◆ 課題一覧
- A) 噴射容器に関する原文資料の次の文を英語に訳すこと:「ボックス120は、収納領域121の上方に、表示部105を有する。」
- B) 噴射容器に関する原文資料を、最後の文の後から書き継ぐこと。

◆ 原文資料
—————

図10では、芯材のみを切断せずに、その側面を表示している。
【0054】
この変形例に係る噴射容器1jは、第五実施形態に係る噴射容器1fと同様の芯材80を備える。噴射容器1jに備える芯材80は、伸縮袋体2の外側から視認可能な内方表示部95を備える。これによって、伸縮袋体2の表面に表示部を備えなくても、商品や企業の情報を、伸縮袋体2を通して確認可能となる。なお、芯材80は、内方表示部95を備える対象の一例に過ぎず、伸縮袋体2の内部に芯材80を備えなくても良い。例えば、伸縮袋体2の内部に、商品等の情報を表した短冊を吊るし、当該短冊を、内方表示部95を付す対象としても良い。
【0055】
<第七実施形態>
次に、本発明の第七実施形態に係る噴射容器について説明する。第七実施形態において、前述の各実施形態と共通する部分については、同じ符号を付し、重複した説明を省略する。
【0056】
図11は、本発明の第七実施形態に係る噴射容器の外部に商品やメーカー等の情報を付与する各種形態(11A〜D)を示す。
【0057】
この実施形態に係る噴射容器1kは、蓋部材3の上部にアクチュエーター5を備え、蓋部材の下方に伸縮袋体2を固定した容器である。伸縮袋体2は、その径方向にも長さ方向にも伸縮可能であるが、第一実施形態に係る伸縮袋体2と同様、伸縮袋体2の長さ方向の略中央部分の肉厚を大きく構成しており、主に、その長さ方向に伸縮容易に構成されている。
【0058】
(11A)に示す噴射容器1kは、開放系のボックス100に入れられている。ボックス100は、紙、薄い樹脂板などから好適に構成されている。ボックス100は、背面板の下方に、上方に開口する開口部102を備えた収納領域103を有する。噴射容器1kは、収納領域103に挿入される状態でボックス100に入れられている。収納領域103は、その前面に、表示部(この実施形態では「ABC」とする)105を有する。
【0059】
(11B)に示す噴射容器1kは、蓋部材3にクランク型の薄板110を取り付けて成る。薄板110は、紙、薄い樹脂板などから好適に構成されている。薄板110は、それを構成する略水平板に、貫通孔111を有する。噴射容器1kは、蓋部材3から上の部分を貫通孔111から露出するように、薄板110を取り付けている。薄板110は、噴射容器1kの伸縮袋体2の前面に位置する表板112を有する。表板112の前面には、表示部105を有する。
【0060】
(11C)に示す噴射容器1kは、前方に開口部を有する収納領域121を備えたボックス120に入れられている。ボックス120は、紙、薄い樹脂板などから好適に構成されている。ボックス120は、収納領域121の上方に、表示部105を有する。
【0061】
(11D)に示す噴射容器1kは、蓋部材3に取り付けられるリング131と、そのリング131に固定されるチェーン132と、チェーン132の先に取り付けられる札130とを備える。札130は、表示部105を有する。

—————

◆ 提供データ
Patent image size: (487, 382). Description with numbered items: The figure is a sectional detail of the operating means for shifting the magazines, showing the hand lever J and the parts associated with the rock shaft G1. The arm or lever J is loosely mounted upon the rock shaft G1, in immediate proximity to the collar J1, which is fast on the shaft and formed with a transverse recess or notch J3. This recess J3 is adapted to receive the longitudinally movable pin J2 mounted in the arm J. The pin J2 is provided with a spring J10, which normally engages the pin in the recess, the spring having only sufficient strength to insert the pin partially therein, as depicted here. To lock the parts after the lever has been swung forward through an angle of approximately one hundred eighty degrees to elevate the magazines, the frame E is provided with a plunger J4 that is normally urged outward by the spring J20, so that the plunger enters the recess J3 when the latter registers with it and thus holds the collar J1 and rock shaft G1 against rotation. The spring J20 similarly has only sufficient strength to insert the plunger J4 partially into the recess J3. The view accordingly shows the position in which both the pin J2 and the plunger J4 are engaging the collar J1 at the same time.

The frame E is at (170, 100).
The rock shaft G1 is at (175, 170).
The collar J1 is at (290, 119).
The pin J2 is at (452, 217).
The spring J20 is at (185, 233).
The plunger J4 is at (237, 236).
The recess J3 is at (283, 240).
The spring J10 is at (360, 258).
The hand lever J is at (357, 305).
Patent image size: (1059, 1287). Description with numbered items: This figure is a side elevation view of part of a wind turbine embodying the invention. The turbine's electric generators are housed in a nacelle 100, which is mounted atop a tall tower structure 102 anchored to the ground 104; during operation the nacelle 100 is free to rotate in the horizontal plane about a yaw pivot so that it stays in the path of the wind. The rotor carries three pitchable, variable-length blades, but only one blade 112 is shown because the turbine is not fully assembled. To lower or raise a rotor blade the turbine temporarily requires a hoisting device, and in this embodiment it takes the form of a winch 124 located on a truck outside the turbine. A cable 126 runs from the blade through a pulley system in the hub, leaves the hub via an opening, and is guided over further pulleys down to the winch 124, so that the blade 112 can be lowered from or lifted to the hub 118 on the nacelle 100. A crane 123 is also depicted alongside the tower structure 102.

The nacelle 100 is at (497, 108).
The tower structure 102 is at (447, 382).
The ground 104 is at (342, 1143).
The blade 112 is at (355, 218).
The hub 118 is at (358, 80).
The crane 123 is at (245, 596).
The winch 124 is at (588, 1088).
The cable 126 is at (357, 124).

—————

◆ 出力結果
- A) The box 120 has a display portion 105 above the storage area 121.

- B)
【0062】
このように、伸縮袋体2は、その中の封入物30の充填量に応じて大きさを変えるが、表示部105は、伸縮袋体2自体に表示されていない。このため、伸縮袋体2の伸縮状態に関わらず、表示部105を容易に視認可能である。
【0063】
<その他の実施形態>
以上、本発明の噴射容器の各実施形態について説明したが、本発明は、上記各実施形態に限定されず、種々の変形を施すことができる。
【0064】
例えば、第二実施形態に係る噴射容器1a,1bは、キャップ40のみ、あるいはキャップ40と第二キャップ50をそれぞれ備えるが、キャップを3つ以上備え、その一部を保持部として利用可能にしても良い。また、第六実施形態に係る噴射容器1iは、2種類の表示部91,92を備えるが、3種以上の視認性の異なる表示部を備え、伸縮袋体2の伸縮の程度に合わせて、それら表示部の情報の視認性を補完するようにしても良い。また、複数の表示部に表した情報は、必ずしも同一であることを要しない、第六実施形態を例に挙げると、第一表示部91に表示される情報と、第二表示部92に表示される情報とを完全に異なるように、あるいは一部異なるようにしても良い。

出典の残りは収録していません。